— begin Provided information —

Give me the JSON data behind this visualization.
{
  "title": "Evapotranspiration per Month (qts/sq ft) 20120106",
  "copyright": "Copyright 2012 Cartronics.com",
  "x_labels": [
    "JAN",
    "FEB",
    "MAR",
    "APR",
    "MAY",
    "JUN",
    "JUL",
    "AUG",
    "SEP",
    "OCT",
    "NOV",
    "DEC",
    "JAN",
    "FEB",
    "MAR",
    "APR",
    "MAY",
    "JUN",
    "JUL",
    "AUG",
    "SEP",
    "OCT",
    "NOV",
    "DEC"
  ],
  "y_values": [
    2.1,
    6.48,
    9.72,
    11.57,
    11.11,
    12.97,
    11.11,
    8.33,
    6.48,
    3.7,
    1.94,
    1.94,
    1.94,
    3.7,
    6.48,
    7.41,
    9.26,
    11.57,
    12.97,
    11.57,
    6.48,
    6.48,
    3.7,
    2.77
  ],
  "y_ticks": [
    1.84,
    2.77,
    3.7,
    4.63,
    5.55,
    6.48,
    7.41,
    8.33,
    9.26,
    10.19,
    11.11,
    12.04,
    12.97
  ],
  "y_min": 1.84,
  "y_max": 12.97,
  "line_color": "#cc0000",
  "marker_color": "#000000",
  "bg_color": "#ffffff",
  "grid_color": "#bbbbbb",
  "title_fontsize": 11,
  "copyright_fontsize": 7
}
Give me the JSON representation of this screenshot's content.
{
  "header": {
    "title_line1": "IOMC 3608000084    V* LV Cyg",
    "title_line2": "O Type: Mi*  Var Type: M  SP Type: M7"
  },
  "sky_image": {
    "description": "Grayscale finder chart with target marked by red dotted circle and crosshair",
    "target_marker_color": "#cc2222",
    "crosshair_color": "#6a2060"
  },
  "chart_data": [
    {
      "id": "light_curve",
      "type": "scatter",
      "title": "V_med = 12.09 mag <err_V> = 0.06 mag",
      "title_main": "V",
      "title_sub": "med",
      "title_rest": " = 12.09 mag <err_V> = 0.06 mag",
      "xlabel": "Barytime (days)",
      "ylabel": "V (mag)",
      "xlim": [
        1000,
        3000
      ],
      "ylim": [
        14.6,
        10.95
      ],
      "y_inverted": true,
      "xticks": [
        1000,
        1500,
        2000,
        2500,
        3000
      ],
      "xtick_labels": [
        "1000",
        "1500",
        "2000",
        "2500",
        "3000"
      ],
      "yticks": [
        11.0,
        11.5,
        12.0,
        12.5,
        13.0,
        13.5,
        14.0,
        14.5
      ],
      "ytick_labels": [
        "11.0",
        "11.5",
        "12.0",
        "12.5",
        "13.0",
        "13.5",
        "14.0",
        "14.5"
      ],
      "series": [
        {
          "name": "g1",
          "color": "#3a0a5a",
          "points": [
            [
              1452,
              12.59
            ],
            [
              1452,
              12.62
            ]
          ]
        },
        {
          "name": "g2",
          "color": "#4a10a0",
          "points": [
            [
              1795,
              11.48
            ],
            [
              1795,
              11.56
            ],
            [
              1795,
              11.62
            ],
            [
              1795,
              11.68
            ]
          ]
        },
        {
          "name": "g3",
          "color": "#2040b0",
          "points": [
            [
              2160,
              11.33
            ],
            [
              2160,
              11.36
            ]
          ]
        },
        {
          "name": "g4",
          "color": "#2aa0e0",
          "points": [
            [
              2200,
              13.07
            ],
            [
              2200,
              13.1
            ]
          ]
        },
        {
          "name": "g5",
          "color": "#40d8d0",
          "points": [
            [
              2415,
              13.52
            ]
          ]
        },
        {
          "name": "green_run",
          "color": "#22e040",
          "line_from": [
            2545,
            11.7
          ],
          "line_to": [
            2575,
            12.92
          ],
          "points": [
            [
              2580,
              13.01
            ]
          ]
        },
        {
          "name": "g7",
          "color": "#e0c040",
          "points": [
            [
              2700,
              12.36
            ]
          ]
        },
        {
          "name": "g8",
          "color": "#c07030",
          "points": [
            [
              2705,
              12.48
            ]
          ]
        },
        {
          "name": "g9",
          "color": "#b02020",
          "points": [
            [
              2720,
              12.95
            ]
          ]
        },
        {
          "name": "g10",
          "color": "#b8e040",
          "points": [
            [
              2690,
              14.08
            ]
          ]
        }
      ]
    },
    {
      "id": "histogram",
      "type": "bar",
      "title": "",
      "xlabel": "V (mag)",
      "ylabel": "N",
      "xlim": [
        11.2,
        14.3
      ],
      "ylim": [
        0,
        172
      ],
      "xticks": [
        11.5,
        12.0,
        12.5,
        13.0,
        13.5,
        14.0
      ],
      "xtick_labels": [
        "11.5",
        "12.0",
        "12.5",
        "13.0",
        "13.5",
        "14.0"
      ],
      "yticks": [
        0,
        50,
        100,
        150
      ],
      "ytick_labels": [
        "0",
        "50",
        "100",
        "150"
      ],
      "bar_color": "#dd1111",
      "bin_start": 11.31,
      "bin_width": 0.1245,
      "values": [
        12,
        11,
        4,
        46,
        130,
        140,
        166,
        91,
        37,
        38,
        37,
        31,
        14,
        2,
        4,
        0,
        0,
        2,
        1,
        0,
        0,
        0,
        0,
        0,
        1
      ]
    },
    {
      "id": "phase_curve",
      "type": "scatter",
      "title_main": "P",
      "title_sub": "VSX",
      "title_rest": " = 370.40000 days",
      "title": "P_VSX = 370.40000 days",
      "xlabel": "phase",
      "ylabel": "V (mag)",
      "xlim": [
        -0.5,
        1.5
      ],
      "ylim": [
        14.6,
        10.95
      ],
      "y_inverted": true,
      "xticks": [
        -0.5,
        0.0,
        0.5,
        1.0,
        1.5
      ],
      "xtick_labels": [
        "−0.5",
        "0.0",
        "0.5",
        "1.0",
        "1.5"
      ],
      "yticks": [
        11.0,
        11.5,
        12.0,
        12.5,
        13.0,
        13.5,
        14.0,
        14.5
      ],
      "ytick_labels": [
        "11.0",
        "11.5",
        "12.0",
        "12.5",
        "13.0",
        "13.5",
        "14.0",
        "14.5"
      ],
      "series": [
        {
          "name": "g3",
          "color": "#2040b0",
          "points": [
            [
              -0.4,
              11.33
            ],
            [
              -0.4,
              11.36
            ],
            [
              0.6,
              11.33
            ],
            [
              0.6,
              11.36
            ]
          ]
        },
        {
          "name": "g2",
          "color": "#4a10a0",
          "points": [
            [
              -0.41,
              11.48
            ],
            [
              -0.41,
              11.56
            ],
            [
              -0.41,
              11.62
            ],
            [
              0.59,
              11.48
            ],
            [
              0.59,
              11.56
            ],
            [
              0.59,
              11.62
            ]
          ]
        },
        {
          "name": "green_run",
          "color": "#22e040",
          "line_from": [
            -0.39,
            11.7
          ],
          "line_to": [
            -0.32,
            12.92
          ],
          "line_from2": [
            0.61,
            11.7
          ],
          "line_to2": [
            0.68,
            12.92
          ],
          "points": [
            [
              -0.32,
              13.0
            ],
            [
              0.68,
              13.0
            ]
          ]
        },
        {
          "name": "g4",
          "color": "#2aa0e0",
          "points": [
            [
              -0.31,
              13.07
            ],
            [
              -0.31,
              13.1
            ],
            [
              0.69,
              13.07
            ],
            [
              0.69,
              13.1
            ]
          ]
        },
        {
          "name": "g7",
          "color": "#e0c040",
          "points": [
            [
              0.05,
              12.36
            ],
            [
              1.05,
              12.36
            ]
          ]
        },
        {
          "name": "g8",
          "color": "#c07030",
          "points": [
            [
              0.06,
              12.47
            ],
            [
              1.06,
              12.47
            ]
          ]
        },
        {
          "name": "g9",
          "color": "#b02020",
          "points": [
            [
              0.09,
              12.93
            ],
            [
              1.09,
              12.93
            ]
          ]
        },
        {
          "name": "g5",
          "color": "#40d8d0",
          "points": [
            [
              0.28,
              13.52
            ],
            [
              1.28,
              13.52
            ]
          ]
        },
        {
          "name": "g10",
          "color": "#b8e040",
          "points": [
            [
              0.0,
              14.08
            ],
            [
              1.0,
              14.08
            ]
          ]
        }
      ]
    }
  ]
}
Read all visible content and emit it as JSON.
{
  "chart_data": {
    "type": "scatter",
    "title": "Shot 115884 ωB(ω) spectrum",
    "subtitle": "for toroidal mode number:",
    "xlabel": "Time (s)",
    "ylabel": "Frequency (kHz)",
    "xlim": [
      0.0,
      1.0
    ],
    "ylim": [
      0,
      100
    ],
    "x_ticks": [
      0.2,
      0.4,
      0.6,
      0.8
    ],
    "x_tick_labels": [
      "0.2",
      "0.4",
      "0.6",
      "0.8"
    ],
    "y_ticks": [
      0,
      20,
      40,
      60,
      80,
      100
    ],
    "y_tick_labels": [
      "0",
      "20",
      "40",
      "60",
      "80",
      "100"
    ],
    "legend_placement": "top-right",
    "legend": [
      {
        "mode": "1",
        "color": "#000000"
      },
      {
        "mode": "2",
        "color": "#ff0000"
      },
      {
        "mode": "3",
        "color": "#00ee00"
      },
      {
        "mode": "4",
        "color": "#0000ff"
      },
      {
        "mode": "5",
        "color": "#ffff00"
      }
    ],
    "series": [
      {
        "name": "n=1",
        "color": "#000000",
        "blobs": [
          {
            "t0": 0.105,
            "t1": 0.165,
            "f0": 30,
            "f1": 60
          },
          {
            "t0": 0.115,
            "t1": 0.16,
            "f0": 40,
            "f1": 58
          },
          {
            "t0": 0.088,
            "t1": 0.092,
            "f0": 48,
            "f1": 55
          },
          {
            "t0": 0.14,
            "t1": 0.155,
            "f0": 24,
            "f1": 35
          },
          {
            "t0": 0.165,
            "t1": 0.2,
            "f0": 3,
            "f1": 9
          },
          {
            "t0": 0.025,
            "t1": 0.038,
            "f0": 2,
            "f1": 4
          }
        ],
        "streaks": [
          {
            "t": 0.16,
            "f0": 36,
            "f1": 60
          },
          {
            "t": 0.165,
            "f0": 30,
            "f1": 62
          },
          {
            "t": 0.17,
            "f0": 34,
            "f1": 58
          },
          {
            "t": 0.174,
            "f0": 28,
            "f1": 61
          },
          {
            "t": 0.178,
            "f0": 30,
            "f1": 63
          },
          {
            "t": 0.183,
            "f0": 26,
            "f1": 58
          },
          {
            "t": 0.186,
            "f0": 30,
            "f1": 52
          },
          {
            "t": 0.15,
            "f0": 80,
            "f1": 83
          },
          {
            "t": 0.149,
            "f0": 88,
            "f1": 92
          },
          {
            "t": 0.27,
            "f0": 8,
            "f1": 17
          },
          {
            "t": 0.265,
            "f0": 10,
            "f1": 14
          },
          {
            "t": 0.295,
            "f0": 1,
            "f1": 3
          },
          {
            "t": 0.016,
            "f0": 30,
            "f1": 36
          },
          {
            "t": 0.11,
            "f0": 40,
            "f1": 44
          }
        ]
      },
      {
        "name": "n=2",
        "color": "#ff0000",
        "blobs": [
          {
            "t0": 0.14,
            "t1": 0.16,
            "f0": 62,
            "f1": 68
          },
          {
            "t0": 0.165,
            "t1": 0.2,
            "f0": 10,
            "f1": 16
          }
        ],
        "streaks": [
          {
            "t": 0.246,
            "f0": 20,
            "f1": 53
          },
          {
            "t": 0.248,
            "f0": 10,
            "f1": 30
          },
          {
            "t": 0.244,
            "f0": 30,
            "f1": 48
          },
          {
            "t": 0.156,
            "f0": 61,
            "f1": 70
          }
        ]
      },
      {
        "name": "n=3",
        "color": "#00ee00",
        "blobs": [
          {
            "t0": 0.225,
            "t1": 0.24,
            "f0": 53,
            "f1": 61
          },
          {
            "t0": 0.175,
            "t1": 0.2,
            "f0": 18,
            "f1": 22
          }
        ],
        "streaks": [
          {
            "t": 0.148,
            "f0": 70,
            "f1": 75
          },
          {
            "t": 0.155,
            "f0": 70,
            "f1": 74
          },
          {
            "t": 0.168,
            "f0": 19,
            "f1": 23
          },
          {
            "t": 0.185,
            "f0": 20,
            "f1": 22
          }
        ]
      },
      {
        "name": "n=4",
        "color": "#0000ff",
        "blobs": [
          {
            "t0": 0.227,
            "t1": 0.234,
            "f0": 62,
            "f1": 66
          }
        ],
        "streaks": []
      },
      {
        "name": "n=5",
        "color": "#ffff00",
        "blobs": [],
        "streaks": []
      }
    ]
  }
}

— end Provided information —

_Stated problem_. Gather each line in these records that contains the string "Give".

_Written response_.
Give me the JSON data behind this visualization.
Give me the JSON representation of this screenshot's content.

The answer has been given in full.